--- DATA ROWS ---

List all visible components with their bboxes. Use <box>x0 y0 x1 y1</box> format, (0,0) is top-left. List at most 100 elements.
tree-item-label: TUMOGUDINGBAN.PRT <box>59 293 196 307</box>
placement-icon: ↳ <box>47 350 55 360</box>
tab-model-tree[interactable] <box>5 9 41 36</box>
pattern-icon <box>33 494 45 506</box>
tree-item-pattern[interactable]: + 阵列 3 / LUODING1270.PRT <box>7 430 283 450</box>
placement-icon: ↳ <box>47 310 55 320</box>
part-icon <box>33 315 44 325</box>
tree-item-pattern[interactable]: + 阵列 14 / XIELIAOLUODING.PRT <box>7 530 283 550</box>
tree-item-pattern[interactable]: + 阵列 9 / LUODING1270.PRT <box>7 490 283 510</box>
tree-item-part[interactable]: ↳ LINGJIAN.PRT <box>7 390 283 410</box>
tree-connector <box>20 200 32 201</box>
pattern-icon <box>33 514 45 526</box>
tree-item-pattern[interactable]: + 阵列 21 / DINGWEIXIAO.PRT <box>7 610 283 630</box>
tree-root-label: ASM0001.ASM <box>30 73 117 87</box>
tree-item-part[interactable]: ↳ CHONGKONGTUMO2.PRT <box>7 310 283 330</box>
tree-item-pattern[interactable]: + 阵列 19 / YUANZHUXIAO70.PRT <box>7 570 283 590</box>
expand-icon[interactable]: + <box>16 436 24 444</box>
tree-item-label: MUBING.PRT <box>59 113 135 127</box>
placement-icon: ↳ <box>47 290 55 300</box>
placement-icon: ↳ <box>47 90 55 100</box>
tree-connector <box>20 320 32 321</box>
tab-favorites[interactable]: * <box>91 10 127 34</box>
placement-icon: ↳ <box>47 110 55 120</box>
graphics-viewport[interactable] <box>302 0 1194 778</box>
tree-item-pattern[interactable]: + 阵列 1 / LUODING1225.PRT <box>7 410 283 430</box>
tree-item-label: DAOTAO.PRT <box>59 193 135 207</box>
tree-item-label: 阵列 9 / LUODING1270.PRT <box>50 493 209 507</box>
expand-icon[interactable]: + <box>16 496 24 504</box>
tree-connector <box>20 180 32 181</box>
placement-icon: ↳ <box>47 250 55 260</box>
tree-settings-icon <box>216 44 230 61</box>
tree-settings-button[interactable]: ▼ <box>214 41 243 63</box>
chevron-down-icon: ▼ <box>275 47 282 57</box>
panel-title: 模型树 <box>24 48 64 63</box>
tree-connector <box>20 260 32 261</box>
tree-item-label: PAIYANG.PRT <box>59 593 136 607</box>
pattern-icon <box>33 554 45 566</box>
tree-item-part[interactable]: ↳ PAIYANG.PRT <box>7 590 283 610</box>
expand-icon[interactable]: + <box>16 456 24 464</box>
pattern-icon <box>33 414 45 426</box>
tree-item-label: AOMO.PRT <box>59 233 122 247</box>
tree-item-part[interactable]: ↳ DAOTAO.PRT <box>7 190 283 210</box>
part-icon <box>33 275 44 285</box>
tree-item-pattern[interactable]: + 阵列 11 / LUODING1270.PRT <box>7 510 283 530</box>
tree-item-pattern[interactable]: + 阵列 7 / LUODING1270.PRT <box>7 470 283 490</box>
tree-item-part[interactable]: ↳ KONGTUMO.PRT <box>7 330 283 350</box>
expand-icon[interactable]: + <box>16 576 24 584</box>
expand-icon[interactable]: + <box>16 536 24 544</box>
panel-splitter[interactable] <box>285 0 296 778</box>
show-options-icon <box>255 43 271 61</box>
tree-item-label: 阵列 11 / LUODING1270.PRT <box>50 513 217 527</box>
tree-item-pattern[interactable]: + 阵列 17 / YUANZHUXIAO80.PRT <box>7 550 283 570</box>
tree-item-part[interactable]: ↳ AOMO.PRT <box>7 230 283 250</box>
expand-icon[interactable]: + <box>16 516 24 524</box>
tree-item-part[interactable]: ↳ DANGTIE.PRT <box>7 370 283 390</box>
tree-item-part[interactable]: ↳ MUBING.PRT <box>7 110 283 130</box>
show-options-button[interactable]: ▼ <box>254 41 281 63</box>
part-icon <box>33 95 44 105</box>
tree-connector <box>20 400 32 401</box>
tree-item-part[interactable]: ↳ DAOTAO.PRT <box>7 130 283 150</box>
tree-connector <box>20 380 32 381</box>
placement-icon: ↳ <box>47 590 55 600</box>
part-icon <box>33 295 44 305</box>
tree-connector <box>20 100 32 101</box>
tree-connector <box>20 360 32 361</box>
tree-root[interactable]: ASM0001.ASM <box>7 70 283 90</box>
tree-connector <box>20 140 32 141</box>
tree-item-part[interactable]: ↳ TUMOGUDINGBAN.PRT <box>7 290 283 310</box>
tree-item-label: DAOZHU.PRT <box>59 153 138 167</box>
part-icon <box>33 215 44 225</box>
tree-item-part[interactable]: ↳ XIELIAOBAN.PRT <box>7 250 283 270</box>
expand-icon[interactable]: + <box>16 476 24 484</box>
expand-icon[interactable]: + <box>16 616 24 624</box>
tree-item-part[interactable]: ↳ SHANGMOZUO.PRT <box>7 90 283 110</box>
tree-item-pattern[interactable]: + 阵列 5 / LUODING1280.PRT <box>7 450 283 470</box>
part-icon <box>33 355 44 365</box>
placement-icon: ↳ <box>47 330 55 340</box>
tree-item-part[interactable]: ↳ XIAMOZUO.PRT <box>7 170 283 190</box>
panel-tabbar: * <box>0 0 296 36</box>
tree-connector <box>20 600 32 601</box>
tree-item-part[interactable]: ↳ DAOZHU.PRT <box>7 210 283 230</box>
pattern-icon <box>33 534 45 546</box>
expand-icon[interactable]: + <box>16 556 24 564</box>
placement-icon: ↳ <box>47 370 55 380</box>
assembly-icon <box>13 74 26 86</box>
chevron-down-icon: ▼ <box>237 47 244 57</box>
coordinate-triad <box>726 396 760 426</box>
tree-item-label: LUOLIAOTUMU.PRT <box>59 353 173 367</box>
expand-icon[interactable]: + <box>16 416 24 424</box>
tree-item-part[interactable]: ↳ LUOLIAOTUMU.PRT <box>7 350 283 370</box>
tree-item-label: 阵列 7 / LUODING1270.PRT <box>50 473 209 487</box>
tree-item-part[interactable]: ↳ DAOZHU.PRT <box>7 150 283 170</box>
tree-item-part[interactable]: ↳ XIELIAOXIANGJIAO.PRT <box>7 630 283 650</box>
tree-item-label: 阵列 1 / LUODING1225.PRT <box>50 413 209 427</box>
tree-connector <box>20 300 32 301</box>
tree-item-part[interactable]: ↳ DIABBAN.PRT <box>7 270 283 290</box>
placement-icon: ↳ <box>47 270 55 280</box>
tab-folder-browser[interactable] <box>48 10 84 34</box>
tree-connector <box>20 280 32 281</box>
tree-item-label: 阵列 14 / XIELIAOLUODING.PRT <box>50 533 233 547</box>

--- SHORT PROBLEM ---
Reproduce every one of the records above word for word, leaving each line unchanged.

--- EXERCISE RESPONSE ---
List all visible components with their bboxes. Use <box>x0 y0 x1 y1</box> format, (0,0) is top-left. List at most 100 elements.
tree-item-label: TUMOGUDINGBAN.PRT <box>59 293 196 307</box>
placement-icon: ↳ <box>47 350 55 360</box>
tab-model-tree[interactable] <box>5 9 41 36</box>
pattern-icon <box>33 494 45 506</box>
tree-item-pattern[interactable]: + 阵列 3 / LUODING1270.PRT <box>7 430 283 450</box>
placement-icon: ↳ <box>47 310 55 320</box>
part-icon <box>33 315 44 325</box>
tree-item-pattern[interactable]: + 阵列 14 / XIELIAOLUODING.PRT <box>7 530 283 550</box>
tree-item-pattern[interactable]: + 阵列 9 / LUODING1270.PRT <box>7 490 283 510</box>
tree-item-part[interactable]: ↳ LINGJIAN.PRT <box>7 390 283 410</box>
tree-connector <box>20 200 32 201</box>
pattern-icon <box>33 514 45 526</box>
tree-item-pattern[interactable]: + 阵列 21 / DINGWEIXIAO.PRT <box>7 610 283 630</box>
tree-root-label: ASM0001.ASM <box>30 73 117 87</box>
tree-item-part[interactable]: ↳ CHONGKONGTUMO2.PRT <box>7 310 283 330</box>
tree-item-pattern[interactable]: + 阵列 19 / YUANZHUXIAO70.PRT <box>7 570 283 590</box>
expand-icon[interactable]: + <box>16 436 24 444</box>
tree-item-label: MUBING.PRT <box>59 113 135 127</box>
placement-icon: ↳ <box>47 290 55 300</box>
placement-icon: ↳ <box>47 90 55 100</box>
tree-connector <box>20 320 32 321</box>
tab-favorites[interactable]: * <box>91 10 127 34</box>
placement-icon: ↳ <box>47 110 55 120</box>
graphics-viewport[interactable] <box>302 0 1194 778</box>
tree-item-pattern[interactable]: + 阵列 1 / LUODING1225.PRT <box>7 410 283 430</box>
tree-item-label: DAOTAO.PRT <box>59 193 135 207</box>
tree-item-label: 阵列 9 / LUODING1270.PRT <box>50 493 209 507</box>
expand-icon[interactable]: + <box>16 496 24 504</box>
tree-connector <box>20 180 32 181</box>
placement-icon: ↳ <box>47 250 55 260</box>
tree-settings-icon <box>216 44 230 61</box>
tree-settings-button[interactable]: ▼ <box>214 41 243 63</box>
chevron-down-icon: ▼ <box>275 47 282 57</box>
panel-title: 模型树 <box>24 48 64 63</box>
tree-connector <box>20 260 32 261</box>
tree-item-label: PAIYANG.PRT <box>59 593 136 607</box>
pattern-icon <box>33 554 45 566</box>
tree-item-part[interactable]: ↳ PAIYANG.PRT <box>7 590 283 610</box>
expand-icon[interactable]: + <box>16 456 24 464</box>
pattern-icon <box>33 414 45 426</box>
tree-item-label: AOMO.PRT <box>59 233 122 247</box>
tree-item-part[interactable]: ↳ DAOTAO.PRT <box>7 190 283 210</box>
part-icon <box>33 275 44 285</box>
tree-item-pattern[interactable]: + 阵列 11 / LUODING1270.PRT <box>7 510 283 530</box>
tree-item-pattern[interactable]: + 阵列 7 / LUODING1270.PRT <box>7 470 283 490</box>
tree-item-part[interactable]: ↳ KONGTUMO.PRT <box>7 330 283 350</box>
expand-icon[interactable]: + <box>16 576 24 584</box>
expand-icon[interactable]: + <box>16 536 24 544</box>
panel-splitter[interactable] <box>285 0 296 778</box>
show-options-icon <box>255 43 271 61</box>
tree-item-label: 阵列 11 / LUODING1270.PRT <box>50 513 217 527</box>
tree-item-pattern[interactable]: + 阵列 17 / YUANZHUXIAO80.PRT <box>7 550 283 570</box>
tree-item-part[interactable]: ↳ AOMO.PRT <box>7 230 283 250</box>
expand-icon[interactable]: + <box>16 516 24 524</box>
tree-item-part[interactable]: ↳ DANGTIE.PRT <box>7 370 283 390</box>
tree-item-part[interactable]: ↳ MUBING.PRT <box>7 110 283 130</box>
show-options-button[interactable]: ▼ <box>254 41 281 63</box>
part-icon <box>33 95 44 105</box>
tree-connector <box>20 400 32 401</box>
tree-item-part[interactable]: ↳ DAOTAO.PRT <box>7 130 283 150</box>
tree-connector <box>20 380 32 381</box>
placement-icon: ↳ <box>47 590 55 600</box>
part-icon <box>33 295 44 305</box>
tree-connector <box>20 100 32 101</box>
tree-connector <box>20 360 32 361</box>
tree-root[interactable]: ASM0001.ASM <box>7 70 283 90</box>
tree-connector <box>20 140 32 141</box>
tree-item-part[interactable]: ↳ TUMOGUDINGBAN.PRT <box>7 290 283 310</box>
tree-item-label: DAOZHU.PRT <box>59 153 138 167</box>
part-icon <box>33 215 44 225</box>
tree-item-part[interactable]: ↳ XIELIAOBAN.PRT <box>7 250 283 270</box>
expand-icon[interactable]: + <box>16 476 24 484</box>
expand-icon[interactable]: + <box>16 616 24 624</box>
tree-item-part[interactable]: ↳ SHANGMOZUO.PRT <box>7 90 283 110</box>
tree-item-pattern[interactable]: + 阵列 5 / LUODING1280.PRT <box>7 450 283 470</box>
part-icon <box>33 355 44 365</box>
placement-icon: ↳ <box>47 330 55 340</box>
tree-item-part[interactable]: ↳ XIAMOZUO.PRT <box>7 170 283 190</box>
panel-tabbar: * <box>0 0 296 36</box>
tree-connector <box>20 600 32 601</box>
tree-item-part[interactable]: ↳ DAOZHU.PRT <box>7 210 283 230</box>
pattern-icon <box>33 534 45 546</box>
expand-icon[interactable]: + <box>16 556 24 564</box>
placement-icon: ↳ <box>47 370 55 380</box>
assembly-icon <box>13 74 26 86</box>
chevron-down-icon: ▼ <box>237 47 244 57</box>
coordinate-triad <box>726 396 760 426</box>
tree-item-label: LUOLIAOTUMU.PRT <box>59 353 173 367</box>
expand-icon[interactable]: + <box>16 416 24 424</box>
tree-item-part[interactable]: ↳ LUOLIAOTUMU.PRT <box>7 350 283 370</box>
tree-item-label: 阵列 7 / LUODING1270.PRT <box>50 473 209 487</box>
tree-item-part[interactable]: ↳ DAOZHU.PRT <box>7 150 283 170</box>
tree-item-part[interactable]: ↳ XIELIAOXIANGJIAO.PRT <box>7 630 283 650</box>
tree-item-label: 阵列 1 / LUODING1225.PRT <box>50 413 209 427</box>
tree-connector <box>20 300 32 301</box>
tree-item-part[interactable]: ↳ DIABBAN.PRT <box>7 270 283 290</box>
placement-icon: ↳ <box>47 270 55 280</box>
tab-folder-browser[interactable] <box>48 10 84 34</box>
tree-connector <box>20 280 32 281</box>
tree-item-label: 阵列 14 / XIELIAOLUODING.PRT <box>50 533 233 547</box>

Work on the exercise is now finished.